DIRECTION: Repeat the data below exactly, dropping any pictures it holds.

------------------------------------------------------------

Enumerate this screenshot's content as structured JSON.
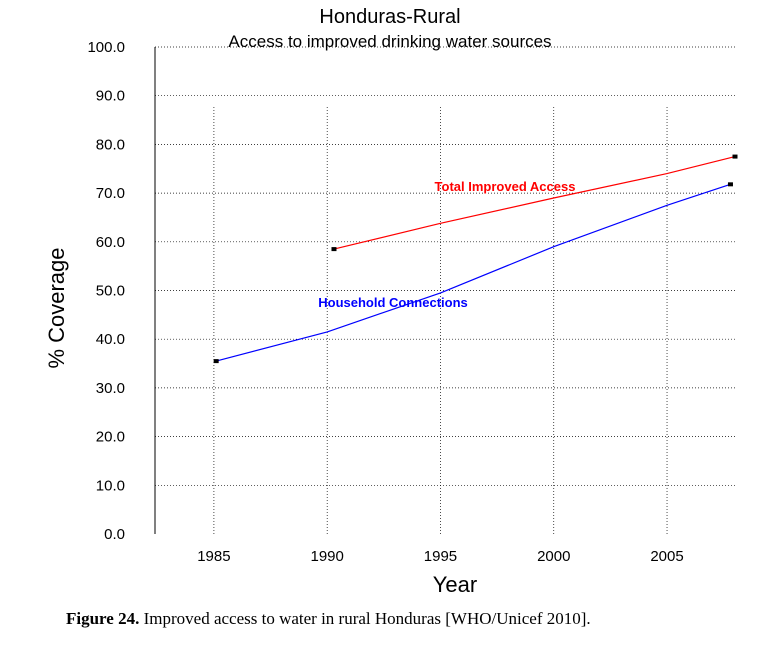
{
  "chart_data": {
    "type": "line",
    "title": "Honduras-Rural",
    "subtitle": "Access to improved drinking water sources",
    "xlabel": "Year",
    "ylabel": "% Coverage",
    "xlim": [
      1982.4,
      2008.0
    ],
    "ylim": [
      0,
      100
    ],
    "x_ticks": [
      "1985",
      "1990",
      "1995",
      "2000",
      "2005"
    ],
    "y_ticks": [
      "0.0",
      "10.0",
      "20.0",
      "30.0",
      "40.0",
      "50.0",
      "60.0",
      "70.0",
      "80.0",
      "90.0",
      "100.0"
    ],
    "grid": true,
    "series": [
      {
        "name": "Total Improved Access",
        "color": "#ff0000",
        "points": [
          [
            1990.3,
            58.5
          ],
          [
            1995,
            63.8
          ],
          [
            2000,
            69
          ],
          [
            2005,
            74
          ],
          [
            2008,
            77.5
          ]
        ],
        "markers": [
          [
            1990.3,
            58.5
          ],
          [
            2008,
            77.5
          ]
        ]
      },
      {
        "name": "Household Connections",
        "color": "#0000ff",
        "points": [
          [
            1985.1,
            35.5
          ],
          [
            1990,
            41.5
          ],
          [
            1995,
            49.5
          ],
          [
            2000,
            59
          ],
          [
            2005,
            67.5
          ],
          [
            2007.8,
            71.8
          ]
        ],
        "markers": [
          [
            1985.1,
            35.5
          ],
          [
            2007.8,
            71.8
          ]
        ]
      }
    ]
  },
  "caption": {
    "label": "Figure 24.",
    "text": "Improved access to water in rural Honduras [WHO/Unicef 2010]."
  }
}
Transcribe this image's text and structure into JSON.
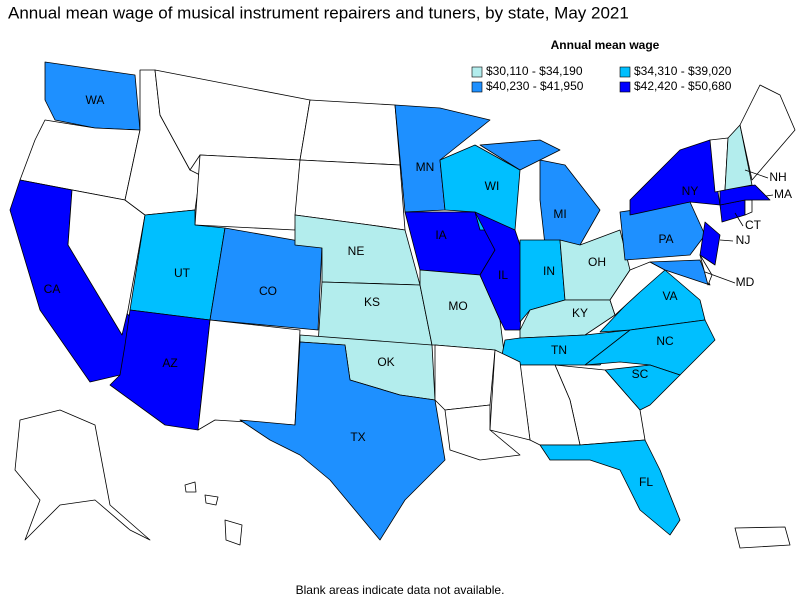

------------------------------------------------------------

WORKED SOLUTION:
Enumerate this screenshot's content as structured JSON.
{
  "chart_data": {
    "type": "line",
    "title": "Honduras-Rural",
    "subtitle": "Access to improved drinking water sources",
    "xlabel": "Year",
    "ylabel": "% Coverage",
    "xlim": [
      1982.4,
      2008.0
    ],
    "ylim": [
      0,
      100
    ],
    "x_ticks": [
      "1985",
      "1990",
      "1995",
      "2000",
      "2005"
    ],
    "y_ticks": [
      "0.0",
      "10.0",
      "20.0",
      "30.0",
      "40.0",
      "50.0",
      "60.0",
      "70.0",
      "80.0",
      "90.0",
      "100.0"
    ],
    "grid": true,
    "series": [
      {
        "name": "Total Improved Access",
        "color": "#ff0000",
        "points": [
          [
            1990.3,
            58.5
          ],
          [
            1995,
            63.8
          ],
          [
            2000,
            69
          ],
          [
            2005,
            74
          ],
          [
            2008,
            77.5
          ]
        ],
        "markers": [
          [
            1990.3,
            58.5
          ],
          [
            2008,
            77.5
          ]
        ]
      },
      {
        "name": "Household Connections",
        "color": "#0000ff",
        "points": [
          [
            1985.1,
            35.5
          ],
          [
            1990,
            41.5
          ],
          [
            1995,
            49.5
          ],
          [
            2000,
            59
          ],
          [
            2005,
            67.5
          ],
          [
            2007.8,
            71.8
          ]
        ],
        "markers": [
          [
            1985.1,
            35.5
          ],
          [
            2007.8,
            71.8
          ]
        ]
      }
    ]
  },
  "caption": {
    "label": "Figure 24.",
    "text": "Improved access to water in rural Honduras [WHO/Unicef 2010]."
  }
}
Transcribe this image's text and structure into JSON.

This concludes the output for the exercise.